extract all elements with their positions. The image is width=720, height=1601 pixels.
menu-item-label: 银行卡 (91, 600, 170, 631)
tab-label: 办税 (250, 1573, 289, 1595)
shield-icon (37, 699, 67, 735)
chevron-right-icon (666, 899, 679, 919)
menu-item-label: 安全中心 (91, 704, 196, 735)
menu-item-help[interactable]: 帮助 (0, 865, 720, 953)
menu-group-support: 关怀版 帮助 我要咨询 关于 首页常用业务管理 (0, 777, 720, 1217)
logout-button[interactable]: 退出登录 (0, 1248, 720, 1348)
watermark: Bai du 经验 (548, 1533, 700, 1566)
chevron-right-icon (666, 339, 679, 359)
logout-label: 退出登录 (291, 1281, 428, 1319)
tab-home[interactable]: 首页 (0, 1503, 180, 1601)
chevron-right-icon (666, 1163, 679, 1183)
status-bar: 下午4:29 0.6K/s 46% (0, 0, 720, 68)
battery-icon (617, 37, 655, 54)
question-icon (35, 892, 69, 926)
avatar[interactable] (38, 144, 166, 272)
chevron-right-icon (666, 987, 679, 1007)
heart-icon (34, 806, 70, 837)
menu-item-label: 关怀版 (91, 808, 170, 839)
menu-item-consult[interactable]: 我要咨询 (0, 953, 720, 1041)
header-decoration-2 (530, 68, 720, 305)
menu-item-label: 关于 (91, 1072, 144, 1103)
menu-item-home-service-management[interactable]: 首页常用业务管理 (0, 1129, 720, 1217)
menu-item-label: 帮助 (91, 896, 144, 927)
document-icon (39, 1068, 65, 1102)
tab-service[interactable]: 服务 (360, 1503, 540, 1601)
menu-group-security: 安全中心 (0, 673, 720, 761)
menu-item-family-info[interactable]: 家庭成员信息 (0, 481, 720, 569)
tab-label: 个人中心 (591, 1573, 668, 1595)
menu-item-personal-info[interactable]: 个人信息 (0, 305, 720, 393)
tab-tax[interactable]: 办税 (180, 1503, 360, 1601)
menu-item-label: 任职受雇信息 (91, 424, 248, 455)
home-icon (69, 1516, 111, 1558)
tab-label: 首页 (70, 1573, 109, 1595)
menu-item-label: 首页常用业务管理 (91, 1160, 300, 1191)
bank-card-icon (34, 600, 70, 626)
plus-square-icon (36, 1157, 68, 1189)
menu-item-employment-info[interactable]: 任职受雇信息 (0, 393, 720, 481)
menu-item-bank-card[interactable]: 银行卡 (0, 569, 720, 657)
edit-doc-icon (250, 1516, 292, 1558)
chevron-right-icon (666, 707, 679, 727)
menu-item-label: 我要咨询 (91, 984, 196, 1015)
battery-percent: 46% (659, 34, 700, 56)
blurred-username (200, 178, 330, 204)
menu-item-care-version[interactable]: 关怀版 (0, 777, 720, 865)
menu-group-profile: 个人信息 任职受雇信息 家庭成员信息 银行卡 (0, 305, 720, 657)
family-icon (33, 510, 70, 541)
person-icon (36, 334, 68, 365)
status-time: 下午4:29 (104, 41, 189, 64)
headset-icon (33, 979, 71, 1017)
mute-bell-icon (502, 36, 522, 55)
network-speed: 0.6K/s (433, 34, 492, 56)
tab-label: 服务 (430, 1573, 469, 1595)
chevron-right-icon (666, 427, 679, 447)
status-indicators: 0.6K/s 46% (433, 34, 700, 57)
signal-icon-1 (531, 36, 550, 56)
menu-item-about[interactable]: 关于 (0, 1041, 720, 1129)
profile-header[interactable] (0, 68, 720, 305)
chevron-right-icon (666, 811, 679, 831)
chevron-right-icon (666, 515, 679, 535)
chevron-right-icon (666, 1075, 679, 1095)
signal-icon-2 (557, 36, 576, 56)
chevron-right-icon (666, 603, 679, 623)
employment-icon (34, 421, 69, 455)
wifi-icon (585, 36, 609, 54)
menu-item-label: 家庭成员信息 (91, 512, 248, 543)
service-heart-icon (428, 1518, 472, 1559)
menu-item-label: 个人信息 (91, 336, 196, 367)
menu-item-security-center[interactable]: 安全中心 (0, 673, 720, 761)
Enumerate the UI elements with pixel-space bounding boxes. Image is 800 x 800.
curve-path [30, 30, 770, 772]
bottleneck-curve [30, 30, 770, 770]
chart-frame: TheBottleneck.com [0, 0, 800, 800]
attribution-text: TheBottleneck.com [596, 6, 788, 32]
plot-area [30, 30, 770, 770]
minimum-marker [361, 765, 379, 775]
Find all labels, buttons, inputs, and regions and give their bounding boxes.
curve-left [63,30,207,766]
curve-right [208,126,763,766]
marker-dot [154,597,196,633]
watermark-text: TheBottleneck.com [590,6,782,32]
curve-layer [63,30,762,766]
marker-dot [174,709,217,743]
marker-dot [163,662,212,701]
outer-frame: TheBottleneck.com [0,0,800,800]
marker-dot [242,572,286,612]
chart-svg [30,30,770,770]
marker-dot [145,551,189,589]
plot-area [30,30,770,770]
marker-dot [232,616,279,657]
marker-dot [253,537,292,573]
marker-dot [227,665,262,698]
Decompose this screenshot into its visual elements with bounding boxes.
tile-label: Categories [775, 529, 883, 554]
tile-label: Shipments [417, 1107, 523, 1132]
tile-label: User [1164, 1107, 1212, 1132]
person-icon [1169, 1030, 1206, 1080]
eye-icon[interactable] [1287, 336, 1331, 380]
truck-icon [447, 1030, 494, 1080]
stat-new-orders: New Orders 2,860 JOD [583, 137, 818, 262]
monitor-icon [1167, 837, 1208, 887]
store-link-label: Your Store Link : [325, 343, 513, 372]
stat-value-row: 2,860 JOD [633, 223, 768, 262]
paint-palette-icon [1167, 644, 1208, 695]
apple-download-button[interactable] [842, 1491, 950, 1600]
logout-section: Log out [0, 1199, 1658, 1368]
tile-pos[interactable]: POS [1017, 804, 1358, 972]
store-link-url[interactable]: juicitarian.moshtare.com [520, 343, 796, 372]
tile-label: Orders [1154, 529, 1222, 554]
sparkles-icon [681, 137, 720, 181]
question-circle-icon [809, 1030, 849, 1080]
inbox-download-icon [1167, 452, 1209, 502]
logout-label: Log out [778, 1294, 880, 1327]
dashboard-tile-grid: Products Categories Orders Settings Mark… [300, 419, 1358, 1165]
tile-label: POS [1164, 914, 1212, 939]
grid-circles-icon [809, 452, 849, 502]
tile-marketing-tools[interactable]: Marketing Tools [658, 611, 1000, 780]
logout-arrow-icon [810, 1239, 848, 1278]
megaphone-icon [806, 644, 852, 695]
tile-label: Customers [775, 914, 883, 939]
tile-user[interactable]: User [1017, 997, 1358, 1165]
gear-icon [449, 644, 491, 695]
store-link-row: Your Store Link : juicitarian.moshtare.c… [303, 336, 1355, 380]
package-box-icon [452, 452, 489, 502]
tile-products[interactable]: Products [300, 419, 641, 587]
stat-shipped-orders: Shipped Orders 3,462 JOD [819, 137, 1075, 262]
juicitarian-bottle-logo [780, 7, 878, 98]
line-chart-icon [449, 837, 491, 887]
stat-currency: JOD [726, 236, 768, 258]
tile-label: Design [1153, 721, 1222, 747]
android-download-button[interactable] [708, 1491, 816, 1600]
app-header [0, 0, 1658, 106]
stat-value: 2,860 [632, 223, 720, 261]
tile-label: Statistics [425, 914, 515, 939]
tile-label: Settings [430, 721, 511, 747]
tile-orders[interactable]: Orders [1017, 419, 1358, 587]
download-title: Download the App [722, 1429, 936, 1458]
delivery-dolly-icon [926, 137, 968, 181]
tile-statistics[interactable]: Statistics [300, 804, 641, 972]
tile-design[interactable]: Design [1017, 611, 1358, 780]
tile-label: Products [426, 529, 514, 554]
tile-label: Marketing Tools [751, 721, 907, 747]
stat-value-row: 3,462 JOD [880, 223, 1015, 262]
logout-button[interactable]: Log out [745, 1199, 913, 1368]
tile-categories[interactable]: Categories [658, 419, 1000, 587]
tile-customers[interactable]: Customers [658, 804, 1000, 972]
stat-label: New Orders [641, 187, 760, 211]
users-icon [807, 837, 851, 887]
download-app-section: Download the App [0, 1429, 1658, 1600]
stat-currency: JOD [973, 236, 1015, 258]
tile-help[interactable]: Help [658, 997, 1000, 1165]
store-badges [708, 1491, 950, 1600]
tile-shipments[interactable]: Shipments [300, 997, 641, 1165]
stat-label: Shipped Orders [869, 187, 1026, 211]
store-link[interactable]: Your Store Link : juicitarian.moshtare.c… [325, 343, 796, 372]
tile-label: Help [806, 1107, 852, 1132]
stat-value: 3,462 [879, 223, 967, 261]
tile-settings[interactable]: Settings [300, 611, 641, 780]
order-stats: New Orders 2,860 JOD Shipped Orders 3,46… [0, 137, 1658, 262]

== Short task ==
Starting at the first of the lines above and ending at the line containing "chevron-right-icon (666, 899, 679, 919)", both included, lay them out as a Markdown table with an Index column for the row number and a Line column for the text, skipping any blank lines.

== Answer in full ==
| Index | Line |
|---|---|
| 1 | extract all elements with their positions. The image is width=720, height=1601 pixels. |
| 2 | menu-item-label: 银行卡 (91, 600, 170, 631) |
| 3 | tab-label: 办税 (250, 1573, 289, 1595) |
| 4 | shield-icon (37, 699, 67, 735) |
| 5 | chevron-right-icon (666, 899, 679, 919) |